Task statement => Reproduce every entry that follows word for word, but omit the images.

◇ ◇ ◇

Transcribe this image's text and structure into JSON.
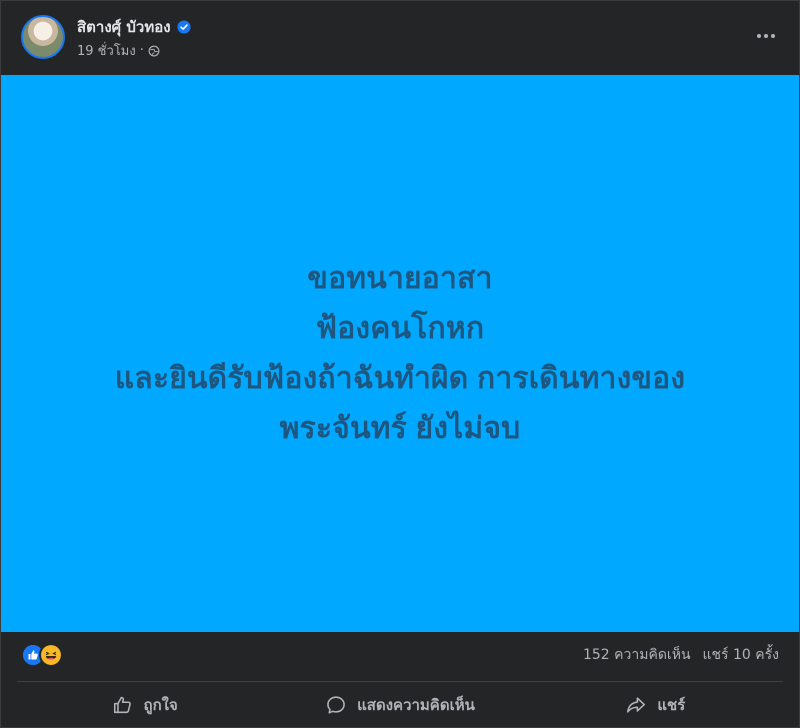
{
  "post": {
    "author_name": "สิตางศุ์ บัวทอง",
    "timestamp": "19 ชั่วโมง",
    "separator": "·",
    "privacy_icon": "globe-icon",
    "verified_icon": "verified-badge-icon",
    "more_icon": "more-options-icon",
    "background_color": "#00a9ff",
    "text_color": "#1f567f",
    "text_lines": [
      "ขอทนายอาสา",
      "ฟ้องคนโกหก",
      "และยินดีรับฟ้องถ้าฉันทำผิด การเดินทางของ",
      "พระจันทร์ ยังไม่จบ"
    ]
  },
  "stats": {
    "reaction_icons": [
      "like-reaction-icon",
      "haha-reaction-icon"
    ],
    "comments": "152 ความคิดเห็น",
    "shares": "แชร์ 10 ครั้ง"
  },
  "actions": {
    "like_label": "ถูกใจ",
    "comment_label": "แสดงความคิดเห็น",
    "share_label": "แชร์"
  },
  "colors": {
    "card_bg": "#242526",
    "page_bg": "#18191a",
    "primary_text": "#e4e6eb",
    "secondary_text": "#b0b3b8",
    "accent": "#1877f2"
  }
}
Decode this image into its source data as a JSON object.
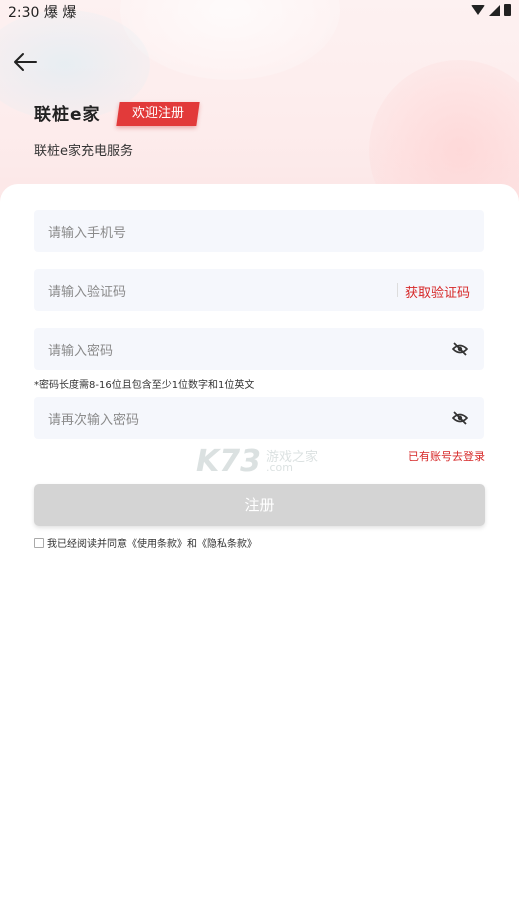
{
  "status_bar": {
    "time": "2:30",
    "extra_icons": "爆 爆"
  },
  "header": {
    "logo": "联桩e家",
    "welcome_badge": "欢迎注册",
    "subtitle": "联桩e家充电服务"
  },
  "form": {
    "phone_placeholder": "请输入手机号",
    "code_placeholder": "请输入验证码",
    "get_code_label": "获取验证码",
    "password_placeholder": "请输入密码",
    "password_hint": "*密码长度需8-16位且包含至少1位数字和1位英文",
    "confirm_password_placeholder": "请再次输入密码",
    "login_link": "已有账号去登录",
    "submit_label": "注册",
    "agreement_text": "我已经阅读并同意《使用条款》和《隐私条款》"
  },
  "watermark": {
    "brand": "K73",
    "cn": "游戏之家",
    "domain": ".com"
  },
  "colors": {
    "accent": "#d62828",
    "badge": "#e23a3a",
    "field_bg": "#f5f7fc",
    "button_disabled": "#d4d4d4"
  }
}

◇ ◇ ◇

Solution below =>
Transcribe this image's text and structure into JSON.
{
  "post": {
    "author_name": "สิตางศุ์ บัวทอง",
    "timestamp": "19 ชั่วโมง",
    "separator": "·",
    "privacy_icon": "globe-icon",
    "verified_icon": "verified-badge-icon",
    "more_icon": "more-options-icon",
    "background_color": "#00a9ff",
    "text_color": "#1f567f",
    "text_lines": [
      "ขอทนายอาสา",
      "ฟ้องคนโกหก",
      "และยินดีรับฟ้องถ้าฉันทำผิด การเดินทางของ",
      "พระจันทร์ ยังไม่จบ"
    ]
  },
  "stats": {
    "reaction_icons": [
      "like-reaction-icon",
      "haha-reaction-icon"
    ],
    "comments": "152 ความคิดเห็น",
    "shares": "แชร์ 10 ครั้ง"
  },
  "actions": {
    "like_label": "ถูกใจ",
    "comment_label": "แสดงความคิดเห็น",
    "share_label": "แชร์"
  },
  "colors": {
    "card_bg": "#242526",
    "page_bg": "#18191a",
    "primary_text": "#e4e6eb",
    "secondary_text": "#b0b3b8",
    "accent": "#1877f2"
  }
}
Decode this image into its source data as a JSON object.
{
  "status_bar": {
    "time": "2:30",
    "extra_icons": "爆 爆"
  },
  "header": {
    "logo": "联桩e家",
    "welcome_badge": "欢迎注册",
    "subtitle": "联桩e家充电服务"
  },
  "form": {
    "phone_placeholder": "请输入手机号",
    "code_placeholder": "请输入验证码",
    "get_code_label": "获取验证码",
    "password_placeholder": "请输入密码",
    "password_hint": "*密码长度需8-16位且包含至少1位数字和1位英文",
    "confirm_password_placeholder": "请再次输入密码",
    "login_link": "已有账号去登录",
    "submit_label": "注册",
    "agreement_text": "我已经阅读并同意《使用条款》和《隐私条款》"
  },
  "watermark": {
    "brand": "K73",
    "cn": "游戏之家",
    "domain": ".com"
  },
  "colors": {
    "accent": "#d62828",
    "badge": "#e23a3a",
    "field_bg": "#f5f7fc",
    "button_disabled": "#d4d4d4"
  }
}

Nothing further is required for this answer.